Saved entries:

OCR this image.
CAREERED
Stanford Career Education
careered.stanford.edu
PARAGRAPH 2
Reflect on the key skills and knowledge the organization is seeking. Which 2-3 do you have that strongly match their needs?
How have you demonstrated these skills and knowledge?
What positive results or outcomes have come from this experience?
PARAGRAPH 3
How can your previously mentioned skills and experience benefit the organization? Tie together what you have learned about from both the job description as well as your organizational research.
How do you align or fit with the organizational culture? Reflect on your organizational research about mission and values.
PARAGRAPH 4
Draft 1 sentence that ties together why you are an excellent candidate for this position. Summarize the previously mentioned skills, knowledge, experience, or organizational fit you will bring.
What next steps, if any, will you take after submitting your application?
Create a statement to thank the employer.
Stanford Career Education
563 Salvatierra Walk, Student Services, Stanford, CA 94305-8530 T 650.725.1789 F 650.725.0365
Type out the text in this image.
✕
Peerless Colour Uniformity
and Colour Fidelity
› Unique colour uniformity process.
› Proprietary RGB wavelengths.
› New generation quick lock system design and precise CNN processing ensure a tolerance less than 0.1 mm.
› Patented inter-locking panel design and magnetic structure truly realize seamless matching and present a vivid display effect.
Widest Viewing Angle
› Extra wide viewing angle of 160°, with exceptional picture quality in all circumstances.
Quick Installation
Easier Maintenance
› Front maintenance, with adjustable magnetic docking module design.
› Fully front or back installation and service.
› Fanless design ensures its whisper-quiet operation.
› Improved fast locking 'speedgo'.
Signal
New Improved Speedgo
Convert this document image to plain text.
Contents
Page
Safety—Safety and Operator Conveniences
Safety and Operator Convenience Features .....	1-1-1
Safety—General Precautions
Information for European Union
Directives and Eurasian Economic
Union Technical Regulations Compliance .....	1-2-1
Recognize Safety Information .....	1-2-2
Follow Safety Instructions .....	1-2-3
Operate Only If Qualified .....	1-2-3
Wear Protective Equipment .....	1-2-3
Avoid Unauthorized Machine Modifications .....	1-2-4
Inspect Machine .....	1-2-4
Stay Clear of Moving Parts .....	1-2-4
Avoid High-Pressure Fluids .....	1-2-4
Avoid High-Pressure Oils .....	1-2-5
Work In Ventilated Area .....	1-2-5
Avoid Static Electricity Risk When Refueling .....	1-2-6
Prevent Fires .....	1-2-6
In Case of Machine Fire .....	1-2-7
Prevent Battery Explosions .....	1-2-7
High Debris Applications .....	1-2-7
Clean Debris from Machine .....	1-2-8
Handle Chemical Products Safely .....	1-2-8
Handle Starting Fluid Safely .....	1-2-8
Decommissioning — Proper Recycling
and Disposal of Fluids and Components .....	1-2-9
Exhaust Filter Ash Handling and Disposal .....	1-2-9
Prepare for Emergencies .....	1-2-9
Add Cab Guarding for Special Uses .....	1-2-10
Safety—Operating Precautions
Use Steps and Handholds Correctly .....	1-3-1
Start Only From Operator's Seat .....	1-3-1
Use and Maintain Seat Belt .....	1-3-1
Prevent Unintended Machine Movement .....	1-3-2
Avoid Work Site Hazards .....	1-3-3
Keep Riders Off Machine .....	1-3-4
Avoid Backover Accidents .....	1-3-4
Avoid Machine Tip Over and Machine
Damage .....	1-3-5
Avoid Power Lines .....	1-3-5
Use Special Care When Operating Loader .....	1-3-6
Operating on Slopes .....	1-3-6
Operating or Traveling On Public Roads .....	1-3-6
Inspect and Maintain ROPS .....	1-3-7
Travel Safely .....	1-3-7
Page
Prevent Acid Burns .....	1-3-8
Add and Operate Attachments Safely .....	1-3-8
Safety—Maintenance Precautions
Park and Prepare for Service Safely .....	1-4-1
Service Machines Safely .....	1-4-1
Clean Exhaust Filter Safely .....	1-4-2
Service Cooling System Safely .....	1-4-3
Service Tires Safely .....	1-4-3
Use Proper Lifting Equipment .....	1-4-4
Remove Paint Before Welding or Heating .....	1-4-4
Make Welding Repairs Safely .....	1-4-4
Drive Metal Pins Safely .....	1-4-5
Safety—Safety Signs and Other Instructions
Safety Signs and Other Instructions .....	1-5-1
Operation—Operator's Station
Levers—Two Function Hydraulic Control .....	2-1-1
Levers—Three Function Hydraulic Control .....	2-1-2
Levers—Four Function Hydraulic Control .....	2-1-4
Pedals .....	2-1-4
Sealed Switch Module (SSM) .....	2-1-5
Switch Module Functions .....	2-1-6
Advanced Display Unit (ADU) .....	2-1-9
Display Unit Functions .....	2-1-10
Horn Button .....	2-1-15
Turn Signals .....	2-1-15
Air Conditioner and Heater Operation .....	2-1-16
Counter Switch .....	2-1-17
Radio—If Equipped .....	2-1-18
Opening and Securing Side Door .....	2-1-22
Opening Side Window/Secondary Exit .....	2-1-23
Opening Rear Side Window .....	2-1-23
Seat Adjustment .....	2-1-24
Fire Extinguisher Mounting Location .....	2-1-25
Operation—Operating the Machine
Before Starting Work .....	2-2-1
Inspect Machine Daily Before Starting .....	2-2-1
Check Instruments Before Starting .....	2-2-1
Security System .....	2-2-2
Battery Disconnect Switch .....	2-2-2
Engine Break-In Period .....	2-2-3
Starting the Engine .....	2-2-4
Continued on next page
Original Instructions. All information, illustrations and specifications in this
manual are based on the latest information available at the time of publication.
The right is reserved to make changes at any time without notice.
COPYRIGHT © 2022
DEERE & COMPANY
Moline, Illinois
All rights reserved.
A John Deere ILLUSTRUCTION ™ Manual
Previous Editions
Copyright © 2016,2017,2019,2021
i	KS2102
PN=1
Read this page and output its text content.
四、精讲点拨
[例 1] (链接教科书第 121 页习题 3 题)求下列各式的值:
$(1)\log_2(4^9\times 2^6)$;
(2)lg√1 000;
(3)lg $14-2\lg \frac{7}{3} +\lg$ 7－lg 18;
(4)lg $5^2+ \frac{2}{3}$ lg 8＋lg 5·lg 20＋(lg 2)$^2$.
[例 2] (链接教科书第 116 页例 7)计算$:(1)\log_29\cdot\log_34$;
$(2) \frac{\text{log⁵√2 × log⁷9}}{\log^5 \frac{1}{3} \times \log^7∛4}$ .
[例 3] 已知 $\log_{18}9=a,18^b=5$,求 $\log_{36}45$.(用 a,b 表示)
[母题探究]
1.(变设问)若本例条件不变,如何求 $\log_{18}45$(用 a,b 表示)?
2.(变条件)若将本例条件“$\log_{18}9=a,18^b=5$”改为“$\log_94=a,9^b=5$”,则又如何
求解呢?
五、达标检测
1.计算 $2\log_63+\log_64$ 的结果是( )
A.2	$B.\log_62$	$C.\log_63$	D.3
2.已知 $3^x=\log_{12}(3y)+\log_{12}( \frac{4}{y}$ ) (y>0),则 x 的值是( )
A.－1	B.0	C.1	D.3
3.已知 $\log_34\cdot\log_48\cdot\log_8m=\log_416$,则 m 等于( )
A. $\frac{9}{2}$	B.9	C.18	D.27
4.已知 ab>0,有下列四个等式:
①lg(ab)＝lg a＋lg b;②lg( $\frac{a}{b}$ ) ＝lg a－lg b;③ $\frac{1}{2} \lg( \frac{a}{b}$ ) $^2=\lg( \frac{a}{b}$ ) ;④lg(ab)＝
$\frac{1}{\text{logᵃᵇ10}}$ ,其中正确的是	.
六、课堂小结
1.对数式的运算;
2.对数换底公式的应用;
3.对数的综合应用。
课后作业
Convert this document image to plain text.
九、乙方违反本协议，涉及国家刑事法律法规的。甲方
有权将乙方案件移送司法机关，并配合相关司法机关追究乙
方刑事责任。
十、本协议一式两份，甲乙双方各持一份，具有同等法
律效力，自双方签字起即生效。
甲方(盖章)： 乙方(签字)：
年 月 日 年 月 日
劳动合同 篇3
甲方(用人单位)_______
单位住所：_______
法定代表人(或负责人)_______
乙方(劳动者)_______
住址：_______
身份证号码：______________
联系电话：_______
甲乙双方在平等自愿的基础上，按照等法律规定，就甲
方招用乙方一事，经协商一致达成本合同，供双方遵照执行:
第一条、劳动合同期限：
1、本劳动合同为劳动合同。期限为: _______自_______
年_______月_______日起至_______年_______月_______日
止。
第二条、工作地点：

WHAT TO DO: Show all lines from the records above where the word "design" occurs.

FINISHED ANSWER:
› New generation quick lock system design and precise CNN processing ensure a tolerance less than 0.1 mm.
› Patented inter-locking panel design and magnetic structure truly realize seamless matching and present a vivid display effect.
› Front maintenance, with adjustable magnetic docking module design.
› Fanless design ensures its whisper-quiet operation.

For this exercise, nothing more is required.